[START OF Information provided]

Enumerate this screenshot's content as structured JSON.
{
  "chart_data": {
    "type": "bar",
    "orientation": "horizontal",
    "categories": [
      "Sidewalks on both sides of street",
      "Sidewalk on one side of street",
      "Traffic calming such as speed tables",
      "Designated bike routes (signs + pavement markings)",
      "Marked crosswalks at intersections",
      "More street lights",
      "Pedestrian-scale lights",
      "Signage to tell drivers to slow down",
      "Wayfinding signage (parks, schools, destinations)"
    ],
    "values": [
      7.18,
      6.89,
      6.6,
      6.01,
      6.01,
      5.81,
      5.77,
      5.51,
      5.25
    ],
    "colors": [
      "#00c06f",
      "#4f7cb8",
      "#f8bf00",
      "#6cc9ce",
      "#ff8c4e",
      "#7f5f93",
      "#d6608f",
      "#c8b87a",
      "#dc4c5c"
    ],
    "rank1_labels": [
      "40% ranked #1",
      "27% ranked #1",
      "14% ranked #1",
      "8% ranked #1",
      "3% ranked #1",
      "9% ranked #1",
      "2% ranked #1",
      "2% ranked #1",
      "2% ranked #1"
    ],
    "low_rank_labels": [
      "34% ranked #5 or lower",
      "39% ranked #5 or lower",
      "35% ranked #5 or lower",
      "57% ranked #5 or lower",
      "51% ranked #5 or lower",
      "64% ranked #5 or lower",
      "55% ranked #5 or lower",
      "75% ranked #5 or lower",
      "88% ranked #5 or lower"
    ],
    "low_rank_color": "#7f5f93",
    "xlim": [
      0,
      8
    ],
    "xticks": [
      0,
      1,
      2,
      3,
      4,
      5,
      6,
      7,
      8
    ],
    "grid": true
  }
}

[END OF Information provided]

→ **Written exercise**: Your task is to transcribe the listing above in full, exactly as given.

→ **Correct output**:
Enumerate this screenshot's content as structured JSON.
{
  "chart_data": {
    "type": "bar",
    "orientation": "horizontal",
    "categories": [
      "Sidewalks on both sides of street",
      "Sidewalk on one side of street",
      "Traffic calming such as speed tables",
      "Designated bike routes (signs + pavement markings)",
      "Marked crosswalks at intersections",
      "More street lights",
      "Pedestrian-scale lights",
      "Signage to tell drivers to slow down",
      "Wayfinding signage (parks, schools, destinations)"
    ],
    "values": [
      7.18,
      6.89,
      6.6,
      6.01,
      6.01,
      5.81,
      5.77,
      5.51,
      5.25
    ],
    "colors": [
      "#00c06f",
      "#4f7cb8",
      "#f8bf00",
      "#6cc9ce",
      "#ff8c4e",
      "#7f5f93",
      "#d6608f",
      "#c8b87a",
      "#dc4c5c"
    ],
    "rank1_labels": [
      "40% ranked #1",
      "27% ranked #1",
      "14% ranked #1",
      "8% ranked #1",
      "3% ranked #1",
      "9% ranked #1",
      "2% ranked #1",
      "2% ranked #1",
      "2% ranked #1"
    ],
    "low_rank_labels": [
      "34% ranked #5 or lower",
      "39% ranked #5 or lower",
      "35% ranked #5 or lower",
      "57% ranked #5 or lower",
      "51% ranked #5 or lower",
      "64% ranked #5 or lower",
      "55% ranked #5 or lower",
      "75% ranked #5 or lower",
      "88% ranked #5 or lower"
    ],
    "low_rank_color": "#7f5f93",
    "xlim": [
      0,
      8
    ],
    "xticks": [
      0,
      1,
      2,
      3,
      4,
      5,
      6,
      7,
      8
    ],
    "grid": true
  }
}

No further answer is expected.